BRANO DEL DOCUMENTO -
Il senso della scienza economica è cosa e come fa l'umanità, non cosa pensano le persone delle loro azioni. Alla base della società non stanno religione e morale, ma natura e lavoro. Il metodo di Marx è materialistico, perché procede dall'esistenza alla coscienza, non il contrario. Il metodo di Marx è dialettico, perché stima la natura e la società provvisorie nel loro evolversi, e stima l'evoluzione stessa lotta costante di forze contrarie.

Marxismo e scienza ufficiale

Marx ebbe predecessori. L'economia politica classica (Adam Smith, David Ricardo) giunse alla massima fioritura prima che il capitalismo iniziasse a invecchiare e a temere il domani. Marx tributò ai grandi classici una profonda gratitudine. Ma l'errore fondamentale dell'economia classica fu stimare il capitalismo la normale esistenza dell'umanità, anziché una fase storica dello sviluppo della società. Marx iniziò con una critica a quell'economia politica, esponendo i suoi errori, così come le contraddizioni del capitalismo stesso, provandone la transitorietà. Rosa Luxemburg disse con ragione che il pensiero di Marx è il figlio dell'economia classica, la cui nascita è costata la vita alla madre.

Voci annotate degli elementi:
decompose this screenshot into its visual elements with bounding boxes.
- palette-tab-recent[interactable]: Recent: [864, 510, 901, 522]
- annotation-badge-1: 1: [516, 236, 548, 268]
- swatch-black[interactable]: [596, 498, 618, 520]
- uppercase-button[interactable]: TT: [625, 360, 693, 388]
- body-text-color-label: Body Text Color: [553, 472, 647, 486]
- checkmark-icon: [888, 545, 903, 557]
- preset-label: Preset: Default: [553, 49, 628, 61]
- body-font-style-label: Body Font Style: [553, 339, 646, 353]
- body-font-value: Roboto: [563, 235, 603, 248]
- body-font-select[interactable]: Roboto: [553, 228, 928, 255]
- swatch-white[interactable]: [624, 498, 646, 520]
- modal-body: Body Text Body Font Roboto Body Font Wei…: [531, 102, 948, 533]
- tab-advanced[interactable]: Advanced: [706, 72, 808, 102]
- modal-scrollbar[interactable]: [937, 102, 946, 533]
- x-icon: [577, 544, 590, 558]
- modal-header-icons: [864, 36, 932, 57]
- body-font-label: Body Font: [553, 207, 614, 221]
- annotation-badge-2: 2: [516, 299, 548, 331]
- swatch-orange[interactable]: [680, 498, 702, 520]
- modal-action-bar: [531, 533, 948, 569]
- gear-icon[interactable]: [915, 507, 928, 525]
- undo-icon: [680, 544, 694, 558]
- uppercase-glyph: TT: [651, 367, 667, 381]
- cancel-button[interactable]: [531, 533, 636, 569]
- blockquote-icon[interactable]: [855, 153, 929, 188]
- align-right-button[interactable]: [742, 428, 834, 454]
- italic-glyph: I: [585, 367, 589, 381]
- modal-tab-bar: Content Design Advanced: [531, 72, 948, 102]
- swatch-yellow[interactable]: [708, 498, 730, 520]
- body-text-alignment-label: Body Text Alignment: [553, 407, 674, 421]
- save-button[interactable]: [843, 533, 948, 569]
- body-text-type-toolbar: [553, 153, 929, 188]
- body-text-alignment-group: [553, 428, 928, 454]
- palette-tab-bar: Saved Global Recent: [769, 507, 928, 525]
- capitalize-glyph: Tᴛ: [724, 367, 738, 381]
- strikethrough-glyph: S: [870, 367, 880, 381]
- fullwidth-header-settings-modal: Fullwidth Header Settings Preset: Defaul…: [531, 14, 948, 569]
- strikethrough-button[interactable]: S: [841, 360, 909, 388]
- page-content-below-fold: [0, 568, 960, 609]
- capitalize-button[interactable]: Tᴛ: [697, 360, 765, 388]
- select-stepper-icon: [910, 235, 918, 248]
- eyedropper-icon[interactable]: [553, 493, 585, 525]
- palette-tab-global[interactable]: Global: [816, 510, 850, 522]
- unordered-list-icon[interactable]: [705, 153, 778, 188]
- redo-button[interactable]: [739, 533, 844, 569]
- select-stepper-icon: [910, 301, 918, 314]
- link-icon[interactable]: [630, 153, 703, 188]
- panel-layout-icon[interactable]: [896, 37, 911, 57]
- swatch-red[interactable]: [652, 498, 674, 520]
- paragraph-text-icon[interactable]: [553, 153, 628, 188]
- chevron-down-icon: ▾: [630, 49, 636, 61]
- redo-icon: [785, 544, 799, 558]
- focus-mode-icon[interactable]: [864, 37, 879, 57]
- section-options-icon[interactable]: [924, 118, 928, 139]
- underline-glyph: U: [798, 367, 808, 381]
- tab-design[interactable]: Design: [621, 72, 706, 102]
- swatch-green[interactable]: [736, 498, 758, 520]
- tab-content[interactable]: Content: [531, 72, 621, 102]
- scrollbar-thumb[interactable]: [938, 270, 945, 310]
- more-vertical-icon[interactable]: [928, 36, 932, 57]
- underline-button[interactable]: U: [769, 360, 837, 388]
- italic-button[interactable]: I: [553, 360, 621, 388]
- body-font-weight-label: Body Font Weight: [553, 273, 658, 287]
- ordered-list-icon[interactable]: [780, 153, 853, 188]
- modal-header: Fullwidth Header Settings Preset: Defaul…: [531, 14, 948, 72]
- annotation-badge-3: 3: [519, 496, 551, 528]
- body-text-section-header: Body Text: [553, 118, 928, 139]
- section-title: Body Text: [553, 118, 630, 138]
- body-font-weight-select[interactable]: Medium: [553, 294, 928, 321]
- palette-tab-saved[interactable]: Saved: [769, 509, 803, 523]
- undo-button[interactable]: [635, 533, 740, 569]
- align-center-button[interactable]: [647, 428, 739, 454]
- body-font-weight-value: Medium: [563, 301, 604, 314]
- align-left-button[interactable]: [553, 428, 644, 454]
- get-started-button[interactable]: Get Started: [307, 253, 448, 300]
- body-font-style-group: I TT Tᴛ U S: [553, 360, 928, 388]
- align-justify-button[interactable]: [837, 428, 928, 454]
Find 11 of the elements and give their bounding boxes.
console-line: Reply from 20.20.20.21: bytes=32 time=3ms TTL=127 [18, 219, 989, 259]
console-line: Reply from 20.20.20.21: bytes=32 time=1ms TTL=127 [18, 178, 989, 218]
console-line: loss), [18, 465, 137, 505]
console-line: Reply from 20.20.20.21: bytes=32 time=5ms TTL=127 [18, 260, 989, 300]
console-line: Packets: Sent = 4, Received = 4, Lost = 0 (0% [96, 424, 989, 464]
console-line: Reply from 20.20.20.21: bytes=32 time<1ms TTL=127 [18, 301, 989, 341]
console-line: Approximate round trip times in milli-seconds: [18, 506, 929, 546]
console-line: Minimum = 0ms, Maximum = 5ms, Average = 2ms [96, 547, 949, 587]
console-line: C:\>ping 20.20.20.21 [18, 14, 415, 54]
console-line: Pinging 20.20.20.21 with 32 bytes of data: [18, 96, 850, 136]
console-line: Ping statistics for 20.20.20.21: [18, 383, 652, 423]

PROBLEMI E COMPITI -
[1] Stampa dal brano su Marx tutto ciò che va da "Marx ebbe predecessori." giù fino a "vita alla madre.".
[2] Rispondi a queste domande sul brano su Marx:
(a) Che cosa sta alla base della società?
(b) Perché il metodo di Marx è definito materialistico?
(c) Chi disse che il pensiero di Marx è il figlio dell'economia classica?
[3] Riprendi il brano su Marx da dove si ferma e proseguilo.
I dati non hanno alcun legame con il brano su Marx.

SOLUZIONI DEGLI ESERCIZI -
[1]
Marx ebbe predecessori. L'economia politica classica (Adam Smith, David Ricardo) giunse alla massima fioritura prima che il capitalismo iniziasse a invecchiare e a temere il domani. Marx tributò ai grandi classici una profonda gratitudine. Ma l'errore fondamentale dell'economia classica fu stimare il capitalismo la normale esistenza dell'umanità, anziché una fase storica dello sviluppo della società. Marx iniziò con una critica a quell'economia politica, esponendo i suoi errori, così come le contraddizioni del capitalismo stesso, provandone la transitorietà. Rosa Luxemburg disse con ragione che il pensiero di Marx è il figlio dell'economia classica, la cui nascita è costata la vita alla madre.

[2]
(a) La natura e il lavoro.
(b) Perché procede dall'esistenza alla coscienza, non il contrario.
(c) Rosa Luxemburg.

[3]
La scienza non raggiunge il suo obiettivo nello studio asettico dello studioso, ma nella società in carne e ossa. Tutti gli interessi e le passioni che dilaniano la società intervengono sullo sviluppo della scienza, specie sull'economia politica: la scienza della ricchezza e della povertà. La lotta dei lavoratori contro i capitalisti costrinse i teorici della borghesia ad abbandonare l'analisi scientifica del sistema di sfruttamento, limitandosi ha una scarna descrizione dei fatti economici, alla storia dell'economia e, quel che è peggio, a una falsificazione delle cose quali sono per perpetuare il provvisorio regime capitalista. La dottrina economica ufficiale (insegnata a scuola e predicata dalla stampa borghese) non difetta di importanti dati di fatto, ma è incapace di attingere all'essenza del processo economico e di scoprirne le leggi e le prospettive, né ha alcuna volontà di farlo. L'economia politica ufficiale è morta. La vera conoscenza della società capitalistica può essere ottenuta solo attraverso il Capitale di Marx.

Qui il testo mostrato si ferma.